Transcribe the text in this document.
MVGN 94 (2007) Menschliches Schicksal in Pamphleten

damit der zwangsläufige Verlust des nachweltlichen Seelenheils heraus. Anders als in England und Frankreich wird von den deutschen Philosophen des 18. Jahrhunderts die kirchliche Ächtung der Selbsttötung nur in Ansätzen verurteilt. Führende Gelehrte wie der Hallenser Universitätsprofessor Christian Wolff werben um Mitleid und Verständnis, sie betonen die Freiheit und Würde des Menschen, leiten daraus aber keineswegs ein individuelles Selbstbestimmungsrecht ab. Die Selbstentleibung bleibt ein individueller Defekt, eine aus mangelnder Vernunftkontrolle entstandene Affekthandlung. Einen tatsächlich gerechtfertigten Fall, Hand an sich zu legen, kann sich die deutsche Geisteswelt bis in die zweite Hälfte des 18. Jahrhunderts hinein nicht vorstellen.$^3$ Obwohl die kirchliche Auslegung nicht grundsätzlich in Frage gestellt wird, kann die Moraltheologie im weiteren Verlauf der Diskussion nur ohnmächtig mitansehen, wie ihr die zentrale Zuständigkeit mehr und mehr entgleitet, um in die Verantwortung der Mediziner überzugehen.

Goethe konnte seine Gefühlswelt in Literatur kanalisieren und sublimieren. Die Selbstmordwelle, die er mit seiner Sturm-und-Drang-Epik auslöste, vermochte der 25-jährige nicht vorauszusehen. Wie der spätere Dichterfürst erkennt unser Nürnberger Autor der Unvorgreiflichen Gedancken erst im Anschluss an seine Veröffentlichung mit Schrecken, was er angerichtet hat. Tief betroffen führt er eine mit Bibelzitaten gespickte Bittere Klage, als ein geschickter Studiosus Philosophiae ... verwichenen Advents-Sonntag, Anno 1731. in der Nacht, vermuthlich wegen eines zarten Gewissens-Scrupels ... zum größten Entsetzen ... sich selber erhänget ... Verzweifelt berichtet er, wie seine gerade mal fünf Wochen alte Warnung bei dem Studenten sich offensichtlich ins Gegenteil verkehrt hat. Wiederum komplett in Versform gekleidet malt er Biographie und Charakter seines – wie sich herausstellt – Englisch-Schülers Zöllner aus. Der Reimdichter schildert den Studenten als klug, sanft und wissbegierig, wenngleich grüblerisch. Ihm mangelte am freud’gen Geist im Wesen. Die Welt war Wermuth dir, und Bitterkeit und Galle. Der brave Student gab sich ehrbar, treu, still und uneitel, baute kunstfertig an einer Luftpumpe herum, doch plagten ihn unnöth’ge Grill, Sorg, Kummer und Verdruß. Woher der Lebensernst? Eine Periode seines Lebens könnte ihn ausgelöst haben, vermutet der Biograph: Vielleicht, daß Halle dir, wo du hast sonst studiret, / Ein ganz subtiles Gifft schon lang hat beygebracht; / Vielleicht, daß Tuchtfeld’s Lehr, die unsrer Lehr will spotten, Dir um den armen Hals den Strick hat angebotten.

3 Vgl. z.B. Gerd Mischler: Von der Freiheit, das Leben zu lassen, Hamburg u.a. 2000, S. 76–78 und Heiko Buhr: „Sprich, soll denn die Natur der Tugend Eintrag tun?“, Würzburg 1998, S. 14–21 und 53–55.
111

▶ _Directive_
Your task is to print the whole listing again exactly.

▶ _Full solution_
Transcribe the text in this document.
MVGN 94 (2007) Menschliches Schicksal in Pamphleten

damit der zwangsläufige Verlust des nachweltlichen Seelenheils heraus. Anders als in England und Frankreich wird von den deutschen Philosophen des 18. Jahrhunderts die kirchliche Ächtung der Selbsttötung nur in Ansätzen verurteilt. Führende Gelehrte wie der Hallenser Universitätsprofessor Christian Wolff werben um Mitleid und Verständnis, sie betonen die Freiheit und Würde des Menschen, leiten daraus aber keineswegs ein individuelles Selbstbestimmungsrecht ab. Die Selbstentleibung bleibt ein individueller Defekt, eine aus mangelnder Vernunftkontrolle entstandene Affekthandlung. Einen tatsächlich gerechtfertigten Fall, Hand an sich zu legen, kann sich die deutsche Geisteswelt bis in die zweite Hälfte des 18. Jahrhunderts hinein nicht vorstellen.$^3$ Obwohl die kirchliche Auslegung nicht grundsätzlich in Frage gestellt wird, kann die Moraltheologie im weiteren Verlauf der Diskussion nur ohnmächtig mitansehen, wie ihr die zentrale Zuständigkeit mehr und mehr entgleitet, um in die Verantwortung der Mediziner überzugehen.

Goethe konnte seine Gefühlswelt in Literatur kanalisieren und sublimieren. Die Selbstmordwelle, die er mit seiner Sturm-und-Drang-Epik auslöste, vermochte der 25-jährige nicht vorauszusehen. Wie der spätere Dichterfürst erkennt unser Nürnberger Autor der Unvorgreiflichen Gedancken erst im Anschluss an seine Veröffentlichung mit Schrecken, was er angerichtet hat. Tief betroffen führt er eine mit Bibelzitaten gespickte Bittere Klage, als ein geschickter Studiosus Philosophiae ... verwichenen Advents-Sonntag, Anno 1731. in der Nacht, vermuthlich wegen eines zarten Gewissens-Scrupels ... zum größten Entsetzen ... sich selber erhänget ... Verzweifelt berichtet er, wie seine gerade mal fünf Wochen alte Warnung bei dem Studenten sich offensichtlich ins Gegenteil verkehrt hat. Wiederum komplett in Versform gekleidet malt er Biographie und Charakter seines – wie sich herausstellt – Englisch-Schülers Zöllner aus. Der Reimdichter schildert den Studenten als klug, sanft und wissbegierig, wenngleich grüblerisch. Ihm mangelte am freud’gen Geist im Wesen. Die Welt war Wermuth dir, und Bitterkeit und Galle. Der brave Student gab sich ehrbar, treu, still und uneitel, baute kunstfertig an einer Luftpumpe herum, doch plagten ihn unnöth’ge Grill, Sorg, Kummer und Verdruß. Woher der Lebensernst? Eine Periode seines Lebens könnte ihn ausgelöst haben, vermutet der Biograph: Vielleicht, daß Halle dir, wo du hast sonst studiret, / Ein ganz subtiles Gifft schon lang hat beygebracht; / Vielleicht, daß Tuchtfeld’s Lehr, die unsrer Lehr will spotten, Dir um den armen Hals den Strick hat angebotten.

3 Vgl. z.B. Gerd Mischler: Von der Freiheit, das Leben zu lassen, Hamburg u.a. 2000, S. 76–78 und Heiko Buhr: „Sprich, soll denn die Natur der Tugend Eintrag tun?“, Würzburg 1998, S. 14–21 und 53–55.
111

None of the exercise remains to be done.